* [Actividades]:
(a) Responde a estas preguntas según el pasaje sobre el comienzo de la jornada:
(i) ¿Qué dos motivos da el pasaje para que levantarse temprano se haya vuelto un trámite cotidiano?
(ii) ¿Cuántos segundos de remoloneo entre las sábanas se mencionan?
(iii) ¿Qué afirma el dicho asentado entre la «segunda-y-media» edad?
(b) Repite sin cambios el fragmento del pasaje sobre el comienzo de la jornada: empieza en las palabras «Entre las muchas» y detente después de «de la jornada.».
(c) Resume en dos oraciones el pasaje sobre el comienzo de la jornada.

Entre las muchas costumbres, hábitos y ceremonias que van ocupando nuestra vida, una de las más placenteras, sin lugar a dudas, se refiere al comienzo de la jornada.

Ya sea porque el sueño se ha vuelto irregular, o bien porque la edad --que todo lo aprende-- te invita a aprovechar el día, levantarse temprano ha dejado de ser una obligación responsable para convertirse en un trámite cotidiano, superado con facilidad dos minutos después del sonido del despertador. Por no hablar de esas mañanas, cada vez más frecuentes por cierto, en las que hemos abierto los ojos antes del recurrente pitido del aparato.

Aun así, --si tiene usted un buen control del momento porque si no, se producen sorpresas desagradables-- estará de acuerdo conmigo en que esos ciento veinte segundos de remoloneo entre las sábanas, saben a gloria, y compensan el momento definitivo en el que la decisión se vuelve inamovible.

En seguida, a tenor del ruido de sus «muelles» y de los sensores que, poco a poco, se encienden en su cuerpo, podrá deducir si el día anterior se pasó con el esfuerzo, si se acostó demasiado tarde, o si todo va normal porque los «crujidos» son los habituales; y sin mucho quejarse, no sea que le venga a la cabeza aquel dicho tan asentado entre la «segunda-y-media» edad, que afirma que «si un día te levantas de la cama y no te duele nada es que ya no estás aquí»; así que, sea práctico e identifique sus síntomas matutinos sin complejos.

Entradas almacenadas
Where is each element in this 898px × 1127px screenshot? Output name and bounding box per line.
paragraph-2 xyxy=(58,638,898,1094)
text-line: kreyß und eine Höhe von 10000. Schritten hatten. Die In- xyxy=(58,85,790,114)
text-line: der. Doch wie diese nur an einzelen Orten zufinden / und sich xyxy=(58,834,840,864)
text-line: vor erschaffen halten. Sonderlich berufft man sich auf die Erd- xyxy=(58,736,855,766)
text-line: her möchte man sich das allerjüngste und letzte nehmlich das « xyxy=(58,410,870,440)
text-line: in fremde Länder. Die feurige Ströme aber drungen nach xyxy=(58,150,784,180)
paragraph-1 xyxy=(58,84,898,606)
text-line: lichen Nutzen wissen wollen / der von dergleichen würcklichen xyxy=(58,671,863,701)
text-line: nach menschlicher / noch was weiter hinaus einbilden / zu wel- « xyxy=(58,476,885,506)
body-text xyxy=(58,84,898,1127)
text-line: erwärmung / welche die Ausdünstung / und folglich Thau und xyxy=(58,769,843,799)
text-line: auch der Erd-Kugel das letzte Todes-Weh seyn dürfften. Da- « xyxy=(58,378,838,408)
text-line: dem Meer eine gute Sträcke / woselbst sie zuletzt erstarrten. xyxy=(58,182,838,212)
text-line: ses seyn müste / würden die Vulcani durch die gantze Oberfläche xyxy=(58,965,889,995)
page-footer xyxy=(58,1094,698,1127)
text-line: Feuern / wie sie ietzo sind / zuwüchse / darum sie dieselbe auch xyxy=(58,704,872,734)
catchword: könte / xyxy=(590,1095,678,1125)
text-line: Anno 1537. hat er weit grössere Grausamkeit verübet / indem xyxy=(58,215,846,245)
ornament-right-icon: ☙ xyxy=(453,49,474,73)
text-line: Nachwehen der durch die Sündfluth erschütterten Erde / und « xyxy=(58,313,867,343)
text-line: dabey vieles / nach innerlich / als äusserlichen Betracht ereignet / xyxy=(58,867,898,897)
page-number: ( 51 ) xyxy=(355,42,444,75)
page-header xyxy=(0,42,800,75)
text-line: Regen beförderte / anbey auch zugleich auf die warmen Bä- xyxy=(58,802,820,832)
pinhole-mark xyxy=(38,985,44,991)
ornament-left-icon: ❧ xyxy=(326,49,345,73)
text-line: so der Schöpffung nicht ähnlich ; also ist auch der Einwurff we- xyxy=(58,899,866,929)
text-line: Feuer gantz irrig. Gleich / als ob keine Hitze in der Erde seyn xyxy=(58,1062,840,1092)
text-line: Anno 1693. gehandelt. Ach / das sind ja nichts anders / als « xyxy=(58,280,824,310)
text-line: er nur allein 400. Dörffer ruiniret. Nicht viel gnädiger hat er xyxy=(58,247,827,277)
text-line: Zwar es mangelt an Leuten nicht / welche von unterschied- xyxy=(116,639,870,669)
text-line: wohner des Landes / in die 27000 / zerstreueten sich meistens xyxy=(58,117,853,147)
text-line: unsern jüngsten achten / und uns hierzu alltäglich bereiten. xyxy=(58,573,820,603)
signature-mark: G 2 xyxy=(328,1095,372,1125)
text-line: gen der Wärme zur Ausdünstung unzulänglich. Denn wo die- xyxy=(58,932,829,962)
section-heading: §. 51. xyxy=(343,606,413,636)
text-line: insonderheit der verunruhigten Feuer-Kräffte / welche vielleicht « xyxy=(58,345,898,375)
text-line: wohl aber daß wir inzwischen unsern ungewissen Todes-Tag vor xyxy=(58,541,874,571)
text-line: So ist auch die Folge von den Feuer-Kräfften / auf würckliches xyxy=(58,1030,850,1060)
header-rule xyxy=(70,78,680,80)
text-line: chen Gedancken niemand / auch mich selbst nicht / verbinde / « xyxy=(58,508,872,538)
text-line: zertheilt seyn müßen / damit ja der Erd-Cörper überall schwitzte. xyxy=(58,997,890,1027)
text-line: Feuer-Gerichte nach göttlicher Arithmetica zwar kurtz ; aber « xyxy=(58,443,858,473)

* [Respuestas por tarea]:
(a)
(i) Que el sueño se ha vuelto irregular, o bien que la edad invita a aprovechar el día.
(ii) Ciento veinte segundos.
(iii) Que «si un día te levantas de la cama y no te duele nada es que ya no estás aquí».

(b)
Entre las muchas costumbres, hábitos y ceremonias que van ocupando nuestra vida, una de las más placenteras, sin lugar a dudas, se refiere al comienzo de la jornada.

(c) El comienzo de la jornada es una de las costumbres más placenteras, y por el sueño irregular o la edad, levantarse temprano se ha convertido en un trámite cotidiano. Los ciento veinte segundos de remoloneo entre las sábanas saben a gloria, y conviene identificar sin complejos los síntomas matutinos del cuerpo.